> Reading passage
□ □ □ □

We need to find ways of communicating clearly and effectively to allay any fears and address the scepticism that Covid-19 has made evident. Critically, the foundations for this will ideally be laid outside of moments of crises to build the trust needed to ride future storms. Taiwan’s approach to building a digital democracy before the pandemic and its use of a ‘humour over rumour’ strategy to fight disinformation during the pandemic are examples of what a robust system to counter the spread of unreliable information can look like.

As we are thinking through all this, our cities keep growing, daily. So the mindset of how we think of urban development needs to shift too—urgently. We can no longer afford short-term-ism in our thinking. We have big, complex and interdependent societal challenges in front of us. Further urbanisation and climate change will only exacerbate them. It’s critical that indicators of a successful city are aligned with these complexities to help us anticipate, prevent, mitigate and adapt to future threats.

□ □ □ □

> Document understanding data

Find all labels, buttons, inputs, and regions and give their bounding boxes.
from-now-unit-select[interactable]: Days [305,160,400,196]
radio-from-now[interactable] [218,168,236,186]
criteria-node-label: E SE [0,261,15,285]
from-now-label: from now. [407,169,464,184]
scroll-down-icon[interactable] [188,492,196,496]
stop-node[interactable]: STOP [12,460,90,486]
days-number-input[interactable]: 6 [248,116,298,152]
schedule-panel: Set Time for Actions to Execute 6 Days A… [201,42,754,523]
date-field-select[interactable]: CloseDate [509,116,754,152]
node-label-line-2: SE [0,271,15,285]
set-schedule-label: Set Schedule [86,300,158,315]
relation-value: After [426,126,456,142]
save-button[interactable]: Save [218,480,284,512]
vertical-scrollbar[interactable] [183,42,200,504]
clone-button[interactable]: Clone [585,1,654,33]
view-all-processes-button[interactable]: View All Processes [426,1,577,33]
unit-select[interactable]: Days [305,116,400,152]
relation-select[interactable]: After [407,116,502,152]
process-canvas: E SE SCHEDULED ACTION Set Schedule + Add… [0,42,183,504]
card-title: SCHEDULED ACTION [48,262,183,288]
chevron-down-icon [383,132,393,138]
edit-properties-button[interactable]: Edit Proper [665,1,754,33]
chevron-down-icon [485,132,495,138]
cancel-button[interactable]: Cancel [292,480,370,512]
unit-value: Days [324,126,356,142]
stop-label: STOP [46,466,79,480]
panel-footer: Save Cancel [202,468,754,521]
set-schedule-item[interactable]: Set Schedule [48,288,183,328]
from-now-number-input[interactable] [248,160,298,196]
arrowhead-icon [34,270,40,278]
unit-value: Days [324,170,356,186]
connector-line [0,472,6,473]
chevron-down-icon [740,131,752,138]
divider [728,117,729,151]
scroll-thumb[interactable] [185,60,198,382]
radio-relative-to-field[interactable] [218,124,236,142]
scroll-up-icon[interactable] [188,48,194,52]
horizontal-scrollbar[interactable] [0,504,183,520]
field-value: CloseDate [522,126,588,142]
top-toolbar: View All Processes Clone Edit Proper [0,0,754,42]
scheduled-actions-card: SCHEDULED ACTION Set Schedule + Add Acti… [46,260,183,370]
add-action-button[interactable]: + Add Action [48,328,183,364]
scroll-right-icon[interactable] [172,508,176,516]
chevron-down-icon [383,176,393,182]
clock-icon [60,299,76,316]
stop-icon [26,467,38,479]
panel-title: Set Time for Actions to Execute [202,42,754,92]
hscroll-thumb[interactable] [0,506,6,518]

□ □ □ □

> Exercise instructions
a - Translate this sentence from the passage on cities and Covid-19 into Spanish: "We can no longer afford short-term-ism in our thinking."
b - Please write the next few sentences of the passage on cities and Covid-19, picking up after its final sentence.

> List of answers
a - Ya no podemos permitirnos el cortoplacismo en nuestra forma de pensar.

b -
I am hopeful about this future. Through my work across cities in the African region, I am beginning to embrace an old but still prescient adage. If “children are the future”, then African cities are living in the future today. The median age in Africa is 19. Bringing the future into the present simply requires mainstreaming the voices of young people on the continent, and across the world, today. We have an opportunity to listen to the future, to heed its warnings and ideas.

I am convinced that the cities that will be most successful at setting a new course for health and sustainability are the cities that create space for and mainstream youth-privileged approaches, unencumbered by the comparatively jaded social imagination of the elders, to lead the way to shape the future they already occupy. The future is all around us, and it beckons.